STATED PROBLEM ::
Return the lines from the first one through the line containing "series-layer xyxy=(61,10,531,354)", inclusive, as a JSON list of strings with one string per line and blank lines left out.
** start of RECORDS SUPPLIED **
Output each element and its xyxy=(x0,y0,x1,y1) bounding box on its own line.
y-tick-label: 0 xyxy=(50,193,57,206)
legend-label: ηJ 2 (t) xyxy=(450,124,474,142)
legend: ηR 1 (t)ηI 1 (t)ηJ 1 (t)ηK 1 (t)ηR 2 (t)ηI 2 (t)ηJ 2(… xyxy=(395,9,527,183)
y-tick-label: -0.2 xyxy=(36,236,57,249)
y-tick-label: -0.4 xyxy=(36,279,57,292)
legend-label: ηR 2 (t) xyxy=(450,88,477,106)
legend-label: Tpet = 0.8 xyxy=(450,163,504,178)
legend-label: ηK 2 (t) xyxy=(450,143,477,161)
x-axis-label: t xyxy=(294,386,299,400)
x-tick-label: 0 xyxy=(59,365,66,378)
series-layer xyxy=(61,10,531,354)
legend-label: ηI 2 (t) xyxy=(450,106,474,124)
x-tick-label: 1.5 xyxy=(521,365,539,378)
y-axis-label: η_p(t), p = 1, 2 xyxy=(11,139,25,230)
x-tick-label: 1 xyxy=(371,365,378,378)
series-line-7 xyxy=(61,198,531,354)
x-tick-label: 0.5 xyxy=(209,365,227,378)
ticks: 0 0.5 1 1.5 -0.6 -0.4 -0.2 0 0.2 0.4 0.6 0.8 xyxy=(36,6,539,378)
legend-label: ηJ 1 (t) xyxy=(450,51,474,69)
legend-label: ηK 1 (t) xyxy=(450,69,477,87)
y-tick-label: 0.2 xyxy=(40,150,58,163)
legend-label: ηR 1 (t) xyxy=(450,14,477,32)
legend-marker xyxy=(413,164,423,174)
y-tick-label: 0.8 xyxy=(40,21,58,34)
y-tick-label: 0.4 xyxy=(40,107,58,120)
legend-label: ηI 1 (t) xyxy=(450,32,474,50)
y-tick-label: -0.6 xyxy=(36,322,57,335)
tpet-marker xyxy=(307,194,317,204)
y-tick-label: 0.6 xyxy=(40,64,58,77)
** end of RECORDS SUPPLIED **
TASK ANSWER ::
[
  "Output each element and its xyxy=(x0,y0,x1,y1) bounding box on its own line.",
  "y-tick-label: 0 xyxy=(50,193,57,206)",
  "legend-label: ηJ 2 (t) xyxy=(450,124,474,142)",
  "legend: ηR 1 (t)ηI 1 (t)ηJ 1 (t)ηK 1 (t)ηR 2 (t)ηI 2 (t)ηJ 2(… xyxy=(395,9,527,183)",
  "y-tick-label: -0.2 xyxy=(36,236,57,249)",
  "y-tick-label: -0.4 xyxy=(36,279,57,292)",
  "legend-label: ηR 2 (t) xyxy=(450,88,477,106)",
  "legend-label: Tpet = 0.8 xyxy=(450,163,504,178)",
  "legend-label: ηK 2 (t) xyxy=(450,143,477,161)",
  "x-axis-label: t xyxy=(294,386,299,400)",
  "x-tick-label: 0 xyxy=(59,365,66,378)",
  "series-layer xyxy=(61,10,531,354)"
]